(Data excerpts)
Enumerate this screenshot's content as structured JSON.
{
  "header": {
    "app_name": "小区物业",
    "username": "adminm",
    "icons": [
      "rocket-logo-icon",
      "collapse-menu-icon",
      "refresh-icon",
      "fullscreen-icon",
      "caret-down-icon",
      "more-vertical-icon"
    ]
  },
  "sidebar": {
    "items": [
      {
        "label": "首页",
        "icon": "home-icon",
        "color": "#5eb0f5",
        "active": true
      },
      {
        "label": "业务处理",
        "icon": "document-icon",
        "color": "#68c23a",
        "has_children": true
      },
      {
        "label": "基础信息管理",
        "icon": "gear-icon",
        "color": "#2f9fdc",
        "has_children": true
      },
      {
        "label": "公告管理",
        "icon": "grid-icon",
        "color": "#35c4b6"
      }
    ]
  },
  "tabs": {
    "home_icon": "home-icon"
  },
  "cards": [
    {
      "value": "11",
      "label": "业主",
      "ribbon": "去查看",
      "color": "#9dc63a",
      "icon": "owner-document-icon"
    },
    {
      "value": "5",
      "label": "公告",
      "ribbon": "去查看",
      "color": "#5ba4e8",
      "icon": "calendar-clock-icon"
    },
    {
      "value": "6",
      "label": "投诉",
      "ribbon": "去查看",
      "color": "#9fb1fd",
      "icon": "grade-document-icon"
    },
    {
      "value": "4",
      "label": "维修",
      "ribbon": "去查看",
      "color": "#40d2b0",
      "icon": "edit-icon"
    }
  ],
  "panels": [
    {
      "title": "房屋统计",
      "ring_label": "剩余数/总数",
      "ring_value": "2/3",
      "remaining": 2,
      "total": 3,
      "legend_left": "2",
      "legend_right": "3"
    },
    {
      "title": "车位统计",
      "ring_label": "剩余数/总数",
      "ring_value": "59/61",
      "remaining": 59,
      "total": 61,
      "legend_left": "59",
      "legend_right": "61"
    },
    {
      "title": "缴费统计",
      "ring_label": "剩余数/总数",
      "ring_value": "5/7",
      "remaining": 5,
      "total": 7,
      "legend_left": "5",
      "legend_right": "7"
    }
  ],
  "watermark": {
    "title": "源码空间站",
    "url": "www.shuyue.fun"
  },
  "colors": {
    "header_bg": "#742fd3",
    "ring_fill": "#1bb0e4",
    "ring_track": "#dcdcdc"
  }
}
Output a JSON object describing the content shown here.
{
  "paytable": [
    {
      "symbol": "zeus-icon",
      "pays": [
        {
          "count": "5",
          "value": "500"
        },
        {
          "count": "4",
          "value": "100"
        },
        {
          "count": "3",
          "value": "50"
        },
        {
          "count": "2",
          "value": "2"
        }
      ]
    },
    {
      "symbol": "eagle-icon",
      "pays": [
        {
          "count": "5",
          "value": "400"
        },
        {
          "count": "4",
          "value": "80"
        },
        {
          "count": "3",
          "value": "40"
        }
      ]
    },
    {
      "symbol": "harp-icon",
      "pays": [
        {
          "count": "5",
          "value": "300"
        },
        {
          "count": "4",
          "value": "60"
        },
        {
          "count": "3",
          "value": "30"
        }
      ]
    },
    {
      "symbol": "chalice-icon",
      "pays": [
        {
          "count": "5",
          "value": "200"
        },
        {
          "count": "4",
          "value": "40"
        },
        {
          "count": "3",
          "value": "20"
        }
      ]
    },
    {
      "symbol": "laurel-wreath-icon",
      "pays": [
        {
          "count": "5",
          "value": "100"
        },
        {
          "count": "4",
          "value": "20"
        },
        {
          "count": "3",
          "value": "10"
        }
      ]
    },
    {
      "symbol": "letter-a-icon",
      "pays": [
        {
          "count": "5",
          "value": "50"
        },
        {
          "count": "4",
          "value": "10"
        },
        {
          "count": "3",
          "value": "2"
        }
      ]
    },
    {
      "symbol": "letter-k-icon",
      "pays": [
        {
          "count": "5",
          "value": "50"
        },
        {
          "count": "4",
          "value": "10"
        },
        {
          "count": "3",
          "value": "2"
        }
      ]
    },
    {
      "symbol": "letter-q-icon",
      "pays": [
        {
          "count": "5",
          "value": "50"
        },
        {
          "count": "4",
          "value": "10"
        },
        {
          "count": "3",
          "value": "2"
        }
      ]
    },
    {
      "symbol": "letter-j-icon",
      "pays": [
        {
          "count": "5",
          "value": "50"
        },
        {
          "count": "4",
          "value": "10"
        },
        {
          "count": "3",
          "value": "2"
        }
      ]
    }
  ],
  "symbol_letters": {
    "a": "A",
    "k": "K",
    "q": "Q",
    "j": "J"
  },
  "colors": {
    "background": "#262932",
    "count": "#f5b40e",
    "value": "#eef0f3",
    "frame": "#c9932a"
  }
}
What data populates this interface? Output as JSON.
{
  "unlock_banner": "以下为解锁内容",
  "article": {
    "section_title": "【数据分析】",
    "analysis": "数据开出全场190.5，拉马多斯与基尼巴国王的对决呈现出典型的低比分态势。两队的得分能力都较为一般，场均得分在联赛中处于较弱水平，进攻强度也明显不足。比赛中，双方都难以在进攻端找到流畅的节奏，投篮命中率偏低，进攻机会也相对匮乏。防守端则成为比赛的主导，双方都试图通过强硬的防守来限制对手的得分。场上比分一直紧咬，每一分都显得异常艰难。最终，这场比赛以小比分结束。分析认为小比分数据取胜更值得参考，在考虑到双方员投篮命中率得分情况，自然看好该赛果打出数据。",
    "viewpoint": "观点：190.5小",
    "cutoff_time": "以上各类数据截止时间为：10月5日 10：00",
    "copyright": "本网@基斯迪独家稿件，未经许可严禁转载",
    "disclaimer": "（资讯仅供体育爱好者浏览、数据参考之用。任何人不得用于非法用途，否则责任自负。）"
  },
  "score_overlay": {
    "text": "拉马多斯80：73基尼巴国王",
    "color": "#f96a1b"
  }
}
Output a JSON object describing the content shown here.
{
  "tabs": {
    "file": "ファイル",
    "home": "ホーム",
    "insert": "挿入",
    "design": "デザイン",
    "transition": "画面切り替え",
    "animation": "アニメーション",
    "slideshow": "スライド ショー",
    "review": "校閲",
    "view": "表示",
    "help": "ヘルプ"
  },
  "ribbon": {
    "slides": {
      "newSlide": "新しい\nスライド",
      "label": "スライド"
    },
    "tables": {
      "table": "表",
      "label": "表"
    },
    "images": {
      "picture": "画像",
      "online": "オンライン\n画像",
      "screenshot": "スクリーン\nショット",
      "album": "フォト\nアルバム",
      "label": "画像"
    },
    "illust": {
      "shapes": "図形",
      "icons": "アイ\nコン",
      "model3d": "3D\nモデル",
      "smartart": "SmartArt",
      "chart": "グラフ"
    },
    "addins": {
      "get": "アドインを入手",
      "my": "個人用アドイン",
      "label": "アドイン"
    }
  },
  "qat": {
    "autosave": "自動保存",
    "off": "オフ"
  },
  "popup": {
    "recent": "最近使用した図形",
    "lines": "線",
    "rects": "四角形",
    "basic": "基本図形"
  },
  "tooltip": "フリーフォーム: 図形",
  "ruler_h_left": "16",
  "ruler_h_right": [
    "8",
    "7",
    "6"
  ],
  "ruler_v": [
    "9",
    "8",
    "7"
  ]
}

PROBLEM REQUIREMENTS: Say how many lines in the entries contain the string "this", and say nothing else.

EXERCISE RESPONSE: 2